++++ ENTRIES PROVIDED ++++

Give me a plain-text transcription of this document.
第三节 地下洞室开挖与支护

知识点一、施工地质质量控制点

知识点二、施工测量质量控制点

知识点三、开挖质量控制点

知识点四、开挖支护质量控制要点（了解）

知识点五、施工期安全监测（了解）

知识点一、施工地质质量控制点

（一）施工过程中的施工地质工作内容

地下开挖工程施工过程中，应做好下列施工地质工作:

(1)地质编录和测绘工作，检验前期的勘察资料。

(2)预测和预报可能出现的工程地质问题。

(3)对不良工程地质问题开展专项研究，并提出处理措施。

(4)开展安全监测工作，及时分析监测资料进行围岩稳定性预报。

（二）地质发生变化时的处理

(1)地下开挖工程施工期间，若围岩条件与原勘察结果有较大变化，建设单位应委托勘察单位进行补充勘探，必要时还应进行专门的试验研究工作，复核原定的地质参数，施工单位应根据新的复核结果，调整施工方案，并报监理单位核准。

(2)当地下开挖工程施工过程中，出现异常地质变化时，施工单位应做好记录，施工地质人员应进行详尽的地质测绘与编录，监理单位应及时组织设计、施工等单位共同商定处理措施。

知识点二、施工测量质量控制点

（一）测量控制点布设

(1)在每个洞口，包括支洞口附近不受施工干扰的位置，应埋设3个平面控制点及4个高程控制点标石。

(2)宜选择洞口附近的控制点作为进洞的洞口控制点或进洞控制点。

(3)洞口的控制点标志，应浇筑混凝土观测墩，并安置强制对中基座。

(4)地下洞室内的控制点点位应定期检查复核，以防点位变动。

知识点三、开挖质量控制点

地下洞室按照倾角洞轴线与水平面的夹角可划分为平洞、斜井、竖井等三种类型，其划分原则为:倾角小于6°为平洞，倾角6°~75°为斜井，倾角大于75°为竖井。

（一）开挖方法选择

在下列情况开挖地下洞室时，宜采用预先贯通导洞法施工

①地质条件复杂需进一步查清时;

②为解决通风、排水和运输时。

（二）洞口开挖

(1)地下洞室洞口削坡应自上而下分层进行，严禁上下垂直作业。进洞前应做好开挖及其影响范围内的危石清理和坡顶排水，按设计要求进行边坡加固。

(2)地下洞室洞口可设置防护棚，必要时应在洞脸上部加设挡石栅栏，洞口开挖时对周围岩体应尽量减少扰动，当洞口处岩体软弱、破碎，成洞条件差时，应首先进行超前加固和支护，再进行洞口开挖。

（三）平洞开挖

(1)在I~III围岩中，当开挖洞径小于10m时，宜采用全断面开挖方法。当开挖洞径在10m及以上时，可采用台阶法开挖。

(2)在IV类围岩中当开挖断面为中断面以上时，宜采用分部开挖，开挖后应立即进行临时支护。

++++

▶ _WHAT IS ASKED_
Your task is to retype all of the records exactly.

▶ _FULL SOLUTION_
Give me a plain-text transcription of this document.
第三节 地下洞室开挖与支护

知识点一、施工地质质量控制点

知识点二、施工测量质量控制点

知识点三、开挖质量控制点

知识点四、开挖支护质量控制要点（了解）

知识点五、施工期安全监测（了解）

知识点一、施工地质质量控制点

（一）施工过程中的施工地质工作内容

地下开挖工程施工过程中，应做好下列施工地质工作:

(1)地质编录和测绘工作，检验前期的勘察资料。

(2)预测和预报可能出现的工程地质问题。

(3)对不良工程地质问题开展专项研究，并提出处理措施。

(4)开展安全监测工作，及时分析监测资料进行围岩稳定性预报。

（二）地质发生变化时的处理

(1)地下开挖工程施工期间，若围岩条件与原勘察结果有较大变化，建设单位应委托勘察单位进行补充勘探，必要时还应进行专门的试验研究工作，复核原定的地质参数，施工单位应根据新的复核结果，调整施工方案，并报监理单位核准。

(2)当地下开挖工程施工过程中，出现异常地质变化时，施工单位应做好记录，施工地质人员应进行详尽的地质测绘与编录，监理单位应及时组织设计、施工等单位共同商定处理措施。

知识点二、施工测量质量控制点

（一）测量控制点布设

(1)在每个洞口，包括支洞口附近不受施工干扰的位置，应埋设3个平面控制点及4个高程控制点标石。

(2)宜选择洞口附近的控制点作为进洞的洞口控制点或进洞控制点。

(3)洞口的控制点标志，应浇筑混凝土观测墩，并安置强制对中基座。

(4)地下洞室内的控制点点位应定期检查复核，以防点位变动。

知识点三、开挖质量控制点

地下洞室按照倾角洞轴线与水平面的夹角可划分为平洞、斜井、竖井等三种类型，其划分原则为:倾角小于6°为平洞，倾角6°~75°为斜井，倾角大于75°为竖井。

（一）开挖方法选择

在下列情况开挖地下洞室时，宜采用预先贯通导洞法施工

①地质条件复杂需进一步查清时;

②为解决通风、排水和运输时。

（二）洞口开挖

(1)地下洞室洞口削坡应自上而下分层进行，严禁上下垂直作业。进洞前应做好开挖及其影响范围内的危石清理和坡顶排水，按设计要求进行边坡加固。

(2)地下洞室洞口可设置防护棚，必要时应在洞脸上部加设挡石栅栏，洞口开挖时对周围岩体应尽量减少扰动，当洞口处岩体软弱、破碎，成洞条件差时，应首先进行超前加固和支护，再进行洞口开挖。

（三）平洞开挖

(1)在I~III围岩中，当开挖洞径小于10m时，宜采用全断面开挖方法。当开挖洞径在10m及以上时，可采用台阶法开挖。

(2)在IV类围岩中当开挖断面为中断面以上时，宜采用分部开挖，开挖后应立即进行临时支护。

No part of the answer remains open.